▸ **Task prompt**: Copy out these lines word for word.

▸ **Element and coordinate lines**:
--

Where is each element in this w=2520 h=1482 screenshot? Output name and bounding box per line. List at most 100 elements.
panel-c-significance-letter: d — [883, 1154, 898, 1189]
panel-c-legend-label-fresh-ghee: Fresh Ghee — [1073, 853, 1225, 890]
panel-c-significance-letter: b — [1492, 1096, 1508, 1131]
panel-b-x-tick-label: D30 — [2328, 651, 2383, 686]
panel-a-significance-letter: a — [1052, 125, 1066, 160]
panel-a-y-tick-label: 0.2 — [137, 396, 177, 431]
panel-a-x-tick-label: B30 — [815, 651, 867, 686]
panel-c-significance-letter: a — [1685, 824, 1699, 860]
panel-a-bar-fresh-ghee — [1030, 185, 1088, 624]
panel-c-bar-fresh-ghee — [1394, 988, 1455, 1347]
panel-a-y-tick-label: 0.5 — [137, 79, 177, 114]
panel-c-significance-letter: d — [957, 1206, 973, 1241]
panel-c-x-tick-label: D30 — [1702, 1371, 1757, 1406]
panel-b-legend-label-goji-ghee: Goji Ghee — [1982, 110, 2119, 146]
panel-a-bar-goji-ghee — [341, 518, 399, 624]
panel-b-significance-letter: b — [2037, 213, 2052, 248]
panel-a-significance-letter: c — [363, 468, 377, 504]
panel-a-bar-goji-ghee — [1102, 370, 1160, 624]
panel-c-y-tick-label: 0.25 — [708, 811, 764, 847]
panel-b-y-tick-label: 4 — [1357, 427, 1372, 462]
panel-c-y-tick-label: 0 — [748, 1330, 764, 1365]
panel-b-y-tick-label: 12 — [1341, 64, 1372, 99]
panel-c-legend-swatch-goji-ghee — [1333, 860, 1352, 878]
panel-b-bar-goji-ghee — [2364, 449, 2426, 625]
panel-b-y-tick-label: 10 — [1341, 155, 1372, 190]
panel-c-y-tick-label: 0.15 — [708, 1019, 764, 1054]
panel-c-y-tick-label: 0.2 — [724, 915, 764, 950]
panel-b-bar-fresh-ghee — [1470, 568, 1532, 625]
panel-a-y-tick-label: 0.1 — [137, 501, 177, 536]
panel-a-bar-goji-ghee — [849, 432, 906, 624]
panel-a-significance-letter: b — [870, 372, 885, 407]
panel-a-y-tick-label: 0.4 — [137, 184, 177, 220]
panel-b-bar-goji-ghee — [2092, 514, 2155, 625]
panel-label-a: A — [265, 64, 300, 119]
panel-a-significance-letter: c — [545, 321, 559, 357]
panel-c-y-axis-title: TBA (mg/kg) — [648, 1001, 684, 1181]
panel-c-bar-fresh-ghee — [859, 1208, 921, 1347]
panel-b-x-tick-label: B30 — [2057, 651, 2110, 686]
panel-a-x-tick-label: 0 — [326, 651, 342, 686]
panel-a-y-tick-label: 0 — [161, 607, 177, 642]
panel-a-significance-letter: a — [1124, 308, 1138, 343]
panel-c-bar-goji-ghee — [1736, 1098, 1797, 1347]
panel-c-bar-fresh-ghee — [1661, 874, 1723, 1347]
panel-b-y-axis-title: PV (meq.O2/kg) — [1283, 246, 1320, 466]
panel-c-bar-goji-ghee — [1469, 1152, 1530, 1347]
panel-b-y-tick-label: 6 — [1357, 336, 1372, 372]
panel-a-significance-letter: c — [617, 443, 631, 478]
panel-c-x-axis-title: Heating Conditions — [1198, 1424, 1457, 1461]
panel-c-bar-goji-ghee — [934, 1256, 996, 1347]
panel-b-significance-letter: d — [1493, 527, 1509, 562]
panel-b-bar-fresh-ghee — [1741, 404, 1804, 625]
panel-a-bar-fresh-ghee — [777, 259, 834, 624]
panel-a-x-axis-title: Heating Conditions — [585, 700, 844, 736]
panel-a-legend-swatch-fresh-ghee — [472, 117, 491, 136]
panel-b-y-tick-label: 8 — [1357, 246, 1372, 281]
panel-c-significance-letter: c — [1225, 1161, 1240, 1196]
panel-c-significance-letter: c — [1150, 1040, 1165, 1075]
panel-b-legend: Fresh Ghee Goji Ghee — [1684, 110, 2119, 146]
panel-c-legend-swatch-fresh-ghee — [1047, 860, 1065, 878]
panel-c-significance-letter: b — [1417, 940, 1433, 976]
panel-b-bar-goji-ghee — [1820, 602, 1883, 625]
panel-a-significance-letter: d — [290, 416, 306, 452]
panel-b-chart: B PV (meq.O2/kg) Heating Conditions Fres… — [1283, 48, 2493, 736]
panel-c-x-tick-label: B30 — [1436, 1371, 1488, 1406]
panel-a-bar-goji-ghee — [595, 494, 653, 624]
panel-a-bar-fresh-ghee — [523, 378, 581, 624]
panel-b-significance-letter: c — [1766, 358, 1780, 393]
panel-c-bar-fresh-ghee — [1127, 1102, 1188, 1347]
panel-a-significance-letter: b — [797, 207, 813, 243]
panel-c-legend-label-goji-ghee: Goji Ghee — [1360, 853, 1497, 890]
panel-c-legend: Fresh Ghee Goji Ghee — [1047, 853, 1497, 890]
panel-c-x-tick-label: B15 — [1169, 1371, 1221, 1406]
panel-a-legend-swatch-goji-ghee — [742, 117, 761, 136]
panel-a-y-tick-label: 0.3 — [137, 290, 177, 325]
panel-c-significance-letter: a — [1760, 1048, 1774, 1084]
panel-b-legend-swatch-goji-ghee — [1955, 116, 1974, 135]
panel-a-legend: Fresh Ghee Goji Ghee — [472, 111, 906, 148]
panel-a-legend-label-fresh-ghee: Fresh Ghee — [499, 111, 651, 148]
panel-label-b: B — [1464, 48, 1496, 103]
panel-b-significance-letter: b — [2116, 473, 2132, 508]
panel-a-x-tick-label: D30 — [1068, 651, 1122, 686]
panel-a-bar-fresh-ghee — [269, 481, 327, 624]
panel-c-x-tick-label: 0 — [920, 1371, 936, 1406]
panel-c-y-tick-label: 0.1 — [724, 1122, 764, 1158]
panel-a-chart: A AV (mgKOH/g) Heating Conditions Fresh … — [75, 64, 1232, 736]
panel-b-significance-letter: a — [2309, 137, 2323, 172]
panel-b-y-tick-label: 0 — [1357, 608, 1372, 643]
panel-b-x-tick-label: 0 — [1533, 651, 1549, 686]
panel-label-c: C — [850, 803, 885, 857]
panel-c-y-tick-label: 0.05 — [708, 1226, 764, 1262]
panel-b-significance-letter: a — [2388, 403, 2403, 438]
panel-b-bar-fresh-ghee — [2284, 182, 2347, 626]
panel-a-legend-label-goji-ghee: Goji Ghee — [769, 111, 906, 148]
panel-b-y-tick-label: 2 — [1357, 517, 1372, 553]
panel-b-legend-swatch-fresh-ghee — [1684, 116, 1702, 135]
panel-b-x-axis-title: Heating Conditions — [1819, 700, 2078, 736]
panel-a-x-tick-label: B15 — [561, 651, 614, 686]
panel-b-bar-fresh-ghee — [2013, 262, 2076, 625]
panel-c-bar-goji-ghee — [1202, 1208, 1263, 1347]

--

▸ **Solution to the problem**:
Where is each element in this w=2520 h=1482 screenshot? Output name and bounding box per line. List at most 100 elements.
panel-c-significance-letter: d — [883, 1154, 898, 1189]
panel-c-legend-label-fresh-ghee: Fresh Ghee — [1073, 853, 1225, 890]
panel-c-significance-letter: b — [1492, 1096, 1508, 1131]
panel-b-x-tick-label: D30 — [2328, 651, 2383, 686]
panel-a-significance-letter: a — [1052, 125, 1066, 160]
panel-a-y-tick-label: 0.2 — [137, 396, 177, 431]
panel-a-x-tick-label: B30 — [815, 651, 867, 686]
panel-c-significance-letter: a — [1685, 824, 1699, 860]
panel-a-bar-fresh-ghee — [1030, 185, 1088, 624]
panel-c-bar-fresh-ghee — [1394, 988, 1455, 1347]
panel-a-y-tick-label: 0.5 — [137, 79, 177, 114]
panel-c-significance-letter: d — [957, 1206, 973, 1241]
panel-c-x-tick-label: D30 — [1702, 1371, 1757, 1406]
panel-b-legend-label-goji-ghee: Goji Ghee — [1982, 110, 2119, 146]
panel-a-bar-goji-ghee — [341, 518, 399, 624]
panel-b-significance-letter: b — [2037, 213, 2052, 248]
panel-a-significance-letter: c — [363, 468, 377, 504]
panel-a-bar-goji-ghee — [1102, 370, 1160, 624]
panel-c-y-tick-label: 0.25 — [708, 811, 764, 847]
panel-b-y-tick-label: 4 — [1357, 427, 1372, 462]
panel-c-y-tick-label: 0 — [748, 1330, 764, 1365]
panel-b-y-tick-label: 12 — [1341, 64, 1372, 99]
panel-c-legend-swatch-goji-ghee — [1333, 860, 1352, 878]
panel-b-bar-goji-ghee — [2364, 449, 2426, 625]
panel-b-y-tick-label: 10 — [1341, 155, 1372, 190]
panel-c-y-tick-label: 0.15 — [708, 1019, 764, 1054]
panel-c-y-tick-label: 0.2 — [724, 915, 764, 950]
panel-b-bar-fresh-ghee — [1470, 568, 1532, 625]
panel-a-y-tick-label: 0.1 — [137, 501, 177, 536]
panel-a-bar-goji-ghee — [849, 432, 906, 624]
panel-a-significance-letter: b — [870, 372, 885, 407]
panel-a-y-tick-label: 0.4 — [137, 184, 177, 220]
panel-b-bar-goji-ghee — [2092, 514, 2155, 625]
panel-label-a: A — [265, 64, 300, 119]
panel-a-significance-letter: c — [545, 321, 559, 357]
panel-c-y-axis-title: TBA (mg/kg) — [648, 1001, 684, 1181]
panel-c-bar-fresh-ghee — [859, 1208, 921, 1347]
panel-b-x-tick-label: B30 — [2057, 651, 2110, 686]
panel-a-x-tick-label: 0 — [326, 651, 342, 686]
panel-a-y-tick-label: 0 — [161, 607, 177, 642]
panel-a-significance-letter: a — [1124, 308, 1138, 343]
panel-c-bar-goji-ghee — [1736, 1098, 1797, 1347]
panel-c-bar-fresh-ghee — [1661, 874, 1723, 1347]
panel-b-y-axis-title: PV (meq.O2/kg) — [1283, 246, 1320, 466]
panel-c-bar-goji-ghee — [1469, 1152, 1530, 1347]
panel-b-y-tick-label: 6 — [1357, 336, 1372, 372]
panel-a-significance-letter: c — [617, 443, 631, 478]
panel-c-x-axis-title: Heating Conditions — [1198, 1424, 1457, 1461]
panel-c-bar-goji-ghee — [934, 1256, 996, 1347]
panel-b-significance-letter: d — [1493, 527, 1509, 562]
panel-b-bar-fresh-ghee — [1741, 404, 1804, 625]
panel-a-bar-fresh-ghee — [777, 259, 834, 624]
panel-a-x-axis-title: Heating Conditions — [585, 700, 844, 736]
panel-a-legend-swatch-fresh-ghee — [472, 117, 491, 136]
panel-b-y-tick-label: 8 — [1357, 246, 1372, 281]
panel-c-significance-letter: c — [1225, 1161, 1240, 1196]
panel-c-significance-letter: c — [1150, 1040, 1165, 1075]
panel-b-legend: Fresh Ghee Goji Ghee — [1684, 110, 2119, 146]
panel-c-legend-swatch-fresh-ghee — [1047, 860, 1065, 878]
panel-c-significance-letter: b — [1417, 940, 1433, 976]
panel-b-bar-goji-ghee — [1820, 602, 1883, 625]
panel-a-significance-letter: d — [290, 416, 306, 452]
panel-b-chart: B PV (meq.O2/kg) Heating Conditions Fres… — [1283, 48, 2493, 736]
panel-c-x-tick-label: B30 — [1436, 1371, 1488, 1406]
panel-a-bar-goji-ghee — [595, 494, 653, 624]
panel-a-bar-fresh-ghee — [523, 378, 581, 624]
panel-b-significance-letter: c — [1766, 358, 1780, 393]
panel-c-bar-fresh-ghee — [1127, 1102, 1188, 1347]
panel-a-significance-letter: b — [797, 207, 813, 243]
panel-c-legend-label-goji-ghee: Goji Ghee — [1360, 853, 1497, 890]
panel-c-legend: Fresh Ghee Goji Ghee — [1047, 853, 1497, 890]
panel-c-x-tick-label: B15 — [1169, 1371, 1221, 1406]
panel-a-legend-swatch-goji-ghee — [742, 117, 761, 136]
panel-a-y-tick-label: 0.3 — [137, 290, 177, 325]
panel-c-significance-letter: a — [1760, 1048, 1774, 1084]
panel-b-legend-swatch-goji-ghee — [1955, 116, 1974, 135]
panel-a-legend: Fresh Ghee Goji Ghee — [472, 111, 906, 148]
panel-a-legend-label-fresh-ghee: Fresh Ghee — [499, 111, 651, 148]
panel-label-b: B — [1464, 48, 1496, 103]
panel-b-significance-letter: b — [2116, 473, 2132, 508]
panel-a-x-tick-label: D30 — [1068, 651, 1122, 686]
panel-a-bar-fresh-ghee — [269, 481, 327, 624]
panel-c-x-tick-label: 0 — [920, 1371, 936, 1406]
panel-c-y-tick-label: 0.1 — [724, 1122, 764, 1158]
panel-a-chart: A AV (mgKOH/g) Heating Conditions Fresh … — [75, 64, 1232, 736]
panel-b-significance-letter: a — [2309, 137, 2323, 172]
panel-b-y-tick-label: 0 — [1357, 608, 1372, 643]
panel-b-x-tick-label: 0 — [1533, 651, 1549, 686]
panel-label-c: C — [850, 803, 885, 857]
panel-c-y-tick-label: 0.05 — [708, 1226, 764, 1262]
panel-b-significance-letter: a — [2388, 403, 2403, 438]
panel-b-bar-fresh-ghee — [2284, 182, 2347, 626]
panel-a-legend-label-goji-ghee: Goji Ghee — [769, 111, 906, 148]
panel-b-y-tick-label: 2 — [1357, 517, 1372, 553]
panel-b-legend-swatch-fresh-ghee — [1684, 116, 1702, 135]
panel-b-x-axis-title: Heating Conditions — [1819, 700, 2078, 736]
panel-a-x-tick-label: B15 — [561, 651, 614, 686]
panel-b-bar-fresh-ghee — [2013, 262, 2076, 625]
panel-c-bar-goji-ghee — [1202, 1208, 1263, 1347]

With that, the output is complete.